THE EXERCISE: From the entries that follow, gather each line holding the word "this".

PROVIDED RECORDS:

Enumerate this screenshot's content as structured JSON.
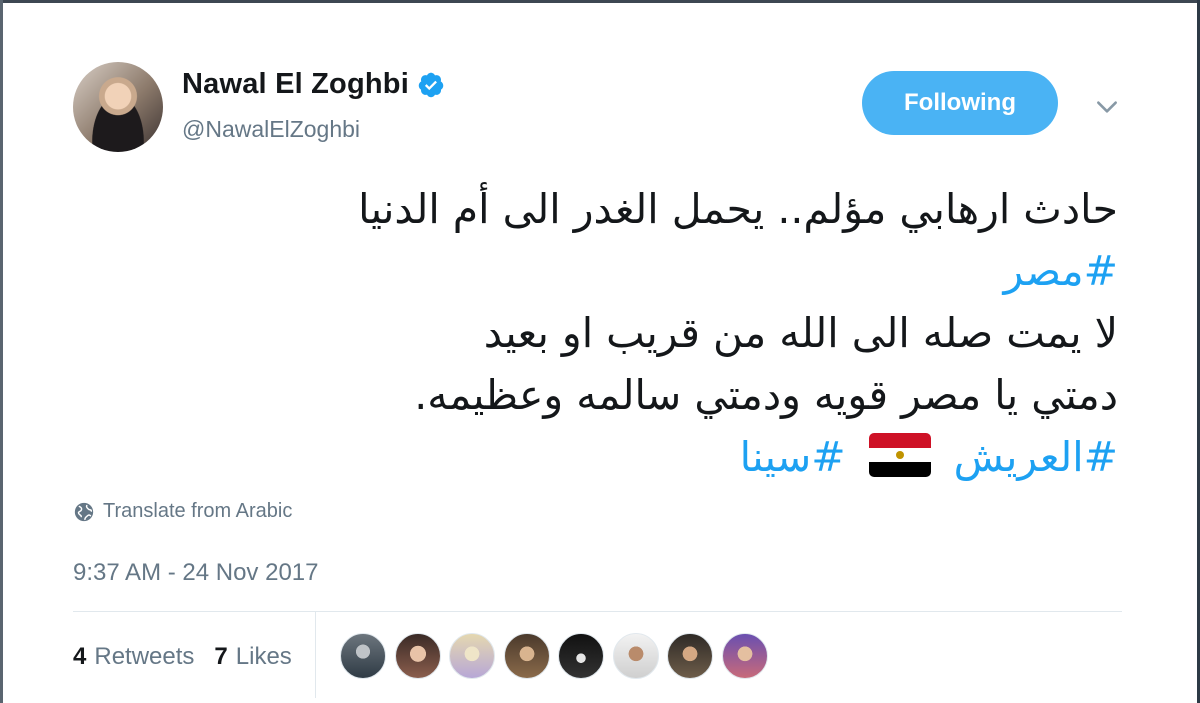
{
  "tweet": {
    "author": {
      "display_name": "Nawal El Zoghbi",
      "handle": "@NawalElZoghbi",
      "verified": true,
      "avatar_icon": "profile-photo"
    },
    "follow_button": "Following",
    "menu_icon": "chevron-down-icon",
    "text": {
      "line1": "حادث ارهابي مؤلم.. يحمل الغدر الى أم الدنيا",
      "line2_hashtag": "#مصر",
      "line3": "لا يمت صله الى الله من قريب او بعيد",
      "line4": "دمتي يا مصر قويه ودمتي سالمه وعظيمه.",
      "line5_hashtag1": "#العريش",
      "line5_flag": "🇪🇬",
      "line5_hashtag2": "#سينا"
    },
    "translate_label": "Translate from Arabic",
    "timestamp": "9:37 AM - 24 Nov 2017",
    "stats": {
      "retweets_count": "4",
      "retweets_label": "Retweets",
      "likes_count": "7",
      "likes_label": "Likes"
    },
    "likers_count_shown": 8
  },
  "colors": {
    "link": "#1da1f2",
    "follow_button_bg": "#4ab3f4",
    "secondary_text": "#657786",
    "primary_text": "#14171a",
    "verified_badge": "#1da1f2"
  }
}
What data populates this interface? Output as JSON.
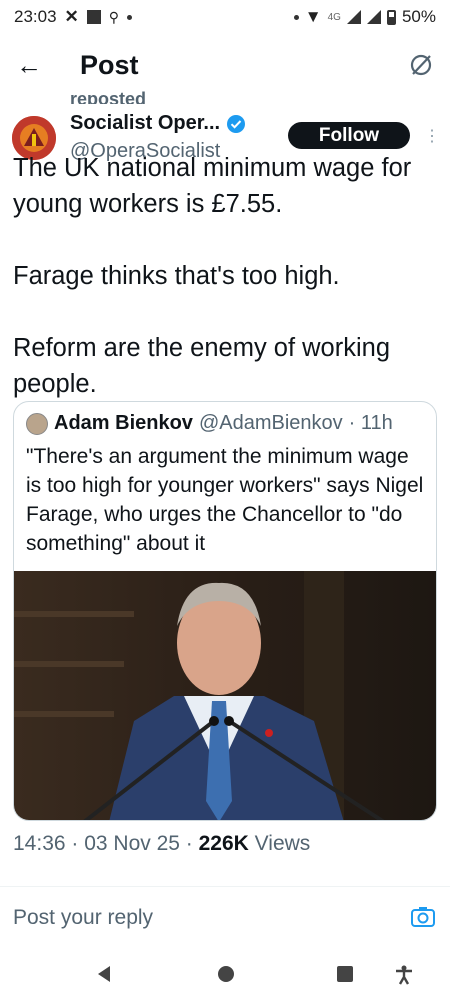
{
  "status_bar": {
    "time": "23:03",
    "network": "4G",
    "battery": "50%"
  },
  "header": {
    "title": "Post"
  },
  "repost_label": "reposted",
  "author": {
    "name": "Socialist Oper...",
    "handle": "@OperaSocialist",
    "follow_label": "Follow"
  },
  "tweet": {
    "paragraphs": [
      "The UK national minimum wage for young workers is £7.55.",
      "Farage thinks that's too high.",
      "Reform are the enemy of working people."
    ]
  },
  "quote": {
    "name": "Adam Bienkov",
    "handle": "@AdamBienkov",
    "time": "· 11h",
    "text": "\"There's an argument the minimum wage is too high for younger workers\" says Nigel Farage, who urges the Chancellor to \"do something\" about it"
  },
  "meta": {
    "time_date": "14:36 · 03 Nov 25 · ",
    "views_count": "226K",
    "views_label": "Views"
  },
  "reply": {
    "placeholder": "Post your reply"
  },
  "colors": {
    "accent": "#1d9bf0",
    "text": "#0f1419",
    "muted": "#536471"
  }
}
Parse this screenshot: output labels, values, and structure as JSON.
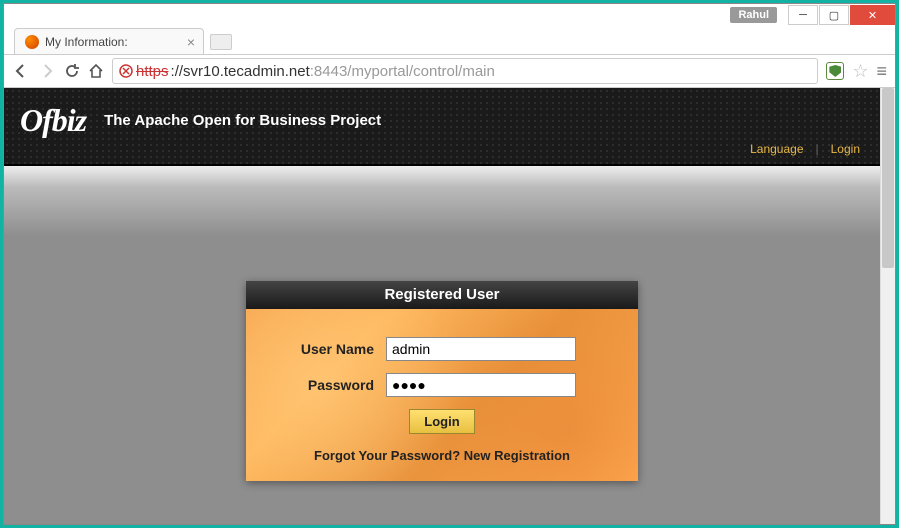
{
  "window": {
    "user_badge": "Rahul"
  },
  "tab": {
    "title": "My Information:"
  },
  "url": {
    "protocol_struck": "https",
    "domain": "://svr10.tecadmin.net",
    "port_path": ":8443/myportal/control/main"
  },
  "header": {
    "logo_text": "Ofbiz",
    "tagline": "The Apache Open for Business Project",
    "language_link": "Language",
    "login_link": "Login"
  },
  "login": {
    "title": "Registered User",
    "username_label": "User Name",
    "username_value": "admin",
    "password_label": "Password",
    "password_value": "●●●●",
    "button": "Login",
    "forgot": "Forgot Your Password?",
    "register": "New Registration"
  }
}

WRITTEN REPLY:
Enumerate this screenshot's content as structured JSON.
What data populates this interface? Output as JSON.
Parse this screenshot: output labels, values, and structure as JSON.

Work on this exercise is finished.